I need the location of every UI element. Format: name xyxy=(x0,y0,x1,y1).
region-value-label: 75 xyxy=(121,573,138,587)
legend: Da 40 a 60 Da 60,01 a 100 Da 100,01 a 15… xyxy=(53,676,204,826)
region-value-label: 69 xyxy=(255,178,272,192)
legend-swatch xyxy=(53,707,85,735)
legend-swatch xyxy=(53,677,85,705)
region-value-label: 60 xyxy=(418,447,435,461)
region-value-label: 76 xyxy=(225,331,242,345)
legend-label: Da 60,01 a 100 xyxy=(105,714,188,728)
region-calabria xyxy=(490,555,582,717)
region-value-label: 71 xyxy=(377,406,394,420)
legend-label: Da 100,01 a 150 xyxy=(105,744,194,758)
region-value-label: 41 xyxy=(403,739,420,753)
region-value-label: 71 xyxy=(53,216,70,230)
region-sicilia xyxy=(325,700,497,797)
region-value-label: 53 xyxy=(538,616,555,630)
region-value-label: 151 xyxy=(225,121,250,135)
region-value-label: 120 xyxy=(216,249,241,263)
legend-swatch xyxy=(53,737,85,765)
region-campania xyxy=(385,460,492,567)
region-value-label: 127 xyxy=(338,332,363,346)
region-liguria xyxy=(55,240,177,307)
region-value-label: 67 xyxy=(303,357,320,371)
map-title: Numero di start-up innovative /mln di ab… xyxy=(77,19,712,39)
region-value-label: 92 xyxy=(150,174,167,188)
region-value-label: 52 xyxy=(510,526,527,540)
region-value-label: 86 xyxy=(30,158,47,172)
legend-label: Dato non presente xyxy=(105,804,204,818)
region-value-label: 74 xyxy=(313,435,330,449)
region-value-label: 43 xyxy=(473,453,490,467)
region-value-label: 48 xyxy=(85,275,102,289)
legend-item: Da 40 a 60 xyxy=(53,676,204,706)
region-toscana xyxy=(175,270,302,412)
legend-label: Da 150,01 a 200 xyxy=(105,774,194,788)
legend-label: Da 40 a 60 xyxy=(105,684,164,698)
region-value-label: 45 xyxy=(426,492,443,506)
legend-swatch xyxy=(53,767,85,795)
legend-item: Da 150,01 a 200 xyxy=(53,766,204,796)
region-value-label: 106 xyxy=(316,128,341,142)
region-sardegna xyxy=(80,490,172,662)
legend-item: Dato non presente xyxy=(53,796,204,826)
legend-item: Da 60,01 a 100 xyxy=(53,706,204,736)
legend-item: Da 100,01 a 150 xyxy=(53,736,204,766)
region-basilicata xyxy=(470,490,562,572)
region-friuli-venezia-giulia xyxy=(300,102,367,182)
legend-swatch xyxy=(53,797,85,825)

▶ Brief: Please rename "legend-swatch" to "legend-key" throughout the rows above and give them again with everything else unchanged.

▶ Reply:
I need the location of every UI element. Format: name xyxy=(x0,y0,x1,y1).
region-value-label: 75 xyxy=(121,573,138,587)
legend: Da 40 a 60 Da 60,01 a 100 Da 100,01 a 15… xyxy=(53,676,204,826)
region-value-label: 69 xyxy=(255,178,272,192)
legend-key xyxy=(53,707,85,735)
legend-key xyxy=(53,677,85,705)
region-value-label: 60 xyxy=(418,447,435,461)
region-value-label: 76 xyxy=(225,331,242,345)
legend-label: Da 60,01 a 100 xyxy=(105,714,188,728)
region-calabria xyxy=(490,555,582,717)
region-value-label: 71 xyxy=(377,406,394,420)
legend-label: Da 100,01 a 150 xyxy=(105,744,194,758)
region-value-label: 41 xyxy=(403,739,420,753)
region-value-label: 71 xyxy=(53,216,70,230)
region-sicilia xyxy=(325,700,497,797)
region-value-label: 53 xyxy=(538,616,555,630)
region-value-label: 151 xyxy=(225,121,250,135)
region-value-label: 120 xyxy=(216,249,241,263)
legend-key xyxy=(53,737,85,765)
region-campania xyxy=(385,460,492,567)
region-value-label: 127 xyxy=(338,332,363,346)
region-liguria xyxy=(55,240,177,307)
region-value-label: 67 xyxy=(303,357,320,371)
map-title: Numero di start-up innovative /mln di ab… xyxy=(77,19,712,39)
region-value-label: 92 xyxy=(150,174,167,188)
region-value-label: 52 xyxy=(510,526,527,540)
region-value-label: 86 xyxy=(30,158,47,172)
legend-label: Dato non presente xyxy=(105,804,204,818)
region-value-label: 74 xyxy=(313,435,330,449)
region-value-label: 43 xyxy=(473,453,490,467)
region-value-label: 48 xyxy=(85,275,102,289)
legend-item: Da 40 a 60 xyxy=(53,676,204,706)
region-toscana xyxy=(175,270,302,412)
legend-label: Da 150,01 a 200 xyxy=(105,774,194,788)
legend-label: Da 40 a 60 xyxy=(105,684,164,698)
region-value-label: 45 xyxy=(426,492,443,506)
legend-key xyxy=(53,767,85,795)
legend-item: Da 150,01 a 200 xyxy=(53,766,204,796)
region-value-label: 106 xyxy=(316,128,341,142)
region-sardegna xyxy=(80,490,172,662)
legend-item: Dato non presente xyxy=(53,796,204,826)
legend-item: Da 60,01 a 100 xyxy=(53,706,204,736)
legend-item: Da 100,01 a 150 xyxy=(53,736,204,766)
region-basilicata xyxy=(470,490,562,572)
region-friuli-venezia-giulia xyxy=(300,102,367,182)
legend-key xyxy=(53,797,85,825)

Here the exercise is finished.